▶ Task details: Copy every entry precisely.

### Rows

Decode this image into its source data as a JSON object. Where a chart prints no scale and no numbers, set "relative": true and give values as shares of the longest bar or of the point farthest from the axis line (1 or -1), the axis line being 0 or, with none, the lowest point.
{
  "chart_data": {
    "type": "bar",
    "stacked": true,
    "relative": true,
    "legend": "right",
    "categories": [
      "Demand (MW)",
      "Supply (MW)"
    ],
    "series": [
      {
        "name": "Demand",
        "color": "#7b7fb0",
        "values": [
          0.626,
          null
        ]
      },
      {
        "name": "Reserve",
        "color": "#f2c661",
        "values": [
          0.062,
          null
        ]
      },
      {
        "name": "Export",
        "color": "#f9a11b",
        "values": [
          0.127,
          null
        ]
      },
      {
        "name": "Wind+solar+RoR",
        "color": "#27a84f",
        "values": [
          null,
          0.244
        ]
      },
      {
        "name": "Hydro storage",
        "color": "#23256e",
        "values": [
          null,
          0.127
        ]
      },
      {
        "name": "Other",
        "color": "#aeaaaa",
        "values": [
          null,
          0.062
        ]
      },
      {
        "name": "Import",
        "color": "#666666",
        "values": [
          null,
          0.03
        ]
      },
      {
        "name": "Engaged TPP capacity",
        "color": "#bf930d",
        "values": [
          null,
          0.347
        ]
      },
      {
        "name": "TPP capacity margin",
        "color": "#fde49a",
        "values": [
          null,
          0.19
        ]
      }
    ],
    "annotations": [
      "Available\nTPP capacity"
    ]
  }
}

######

▶ Response:
Decode this image into its source data as a JSON object. Where a chart prints no scale and no numbers, set "relative": true and give values as shares of the longest bar or of the point farthest from the axis line (1 or -1), the axis line being 0 or, with none, the lowest point.
{
  "chart_data": {
    "type": "bar",
    "stacked": true,
    "relative": true,
    "legend": "right",
    "categories": [
      "Demand (MW)",
      "Supply (MW)"
    ],
    "series": [
      {
        "name": "Demand",
        "color": "#7b7fb0",
        "values": [
          0.626,
          null
        ]
      },
      {
        "name": "Reserve",
        "color": "#f2c661",
        "values": [
          0.062,
          null
        ]
      },
      {
        "name": "Export",
        "color": "#f9a11b",
        "values": [
          0.127,
          null
        ]
      },
      {
        "name": "Wind+solar+RoR",
        "color": "#27a84f",
        "values": [
          null,
          0.244
        ]
      },
      {
        "name": "Hydro storage",
        "color": "#23256e",
        "values": [
          null,
          0.127
        ]
      },
      {
        "name": "Other",
        "color": "#aeaaaa",
        "values": [
          null,
          0.062
        ]
      },
      {
        "name": "Import",
        "color": "#666666",
        "values": [
          null,
          0.03
        ]
      },
      {
        "name": "Engaged TPP capacity",
        "color": "#bf930d",
        "values": [
          null,
          0.347
        ]
      },
      {
        "name": "TPP capacity margin",
        "color": "#fde49a",
        "values": [
          null,
          0.19
        ]
      }
    ],
    "annotations": [
      "Available\nTPP capacity"
    ]
  }
}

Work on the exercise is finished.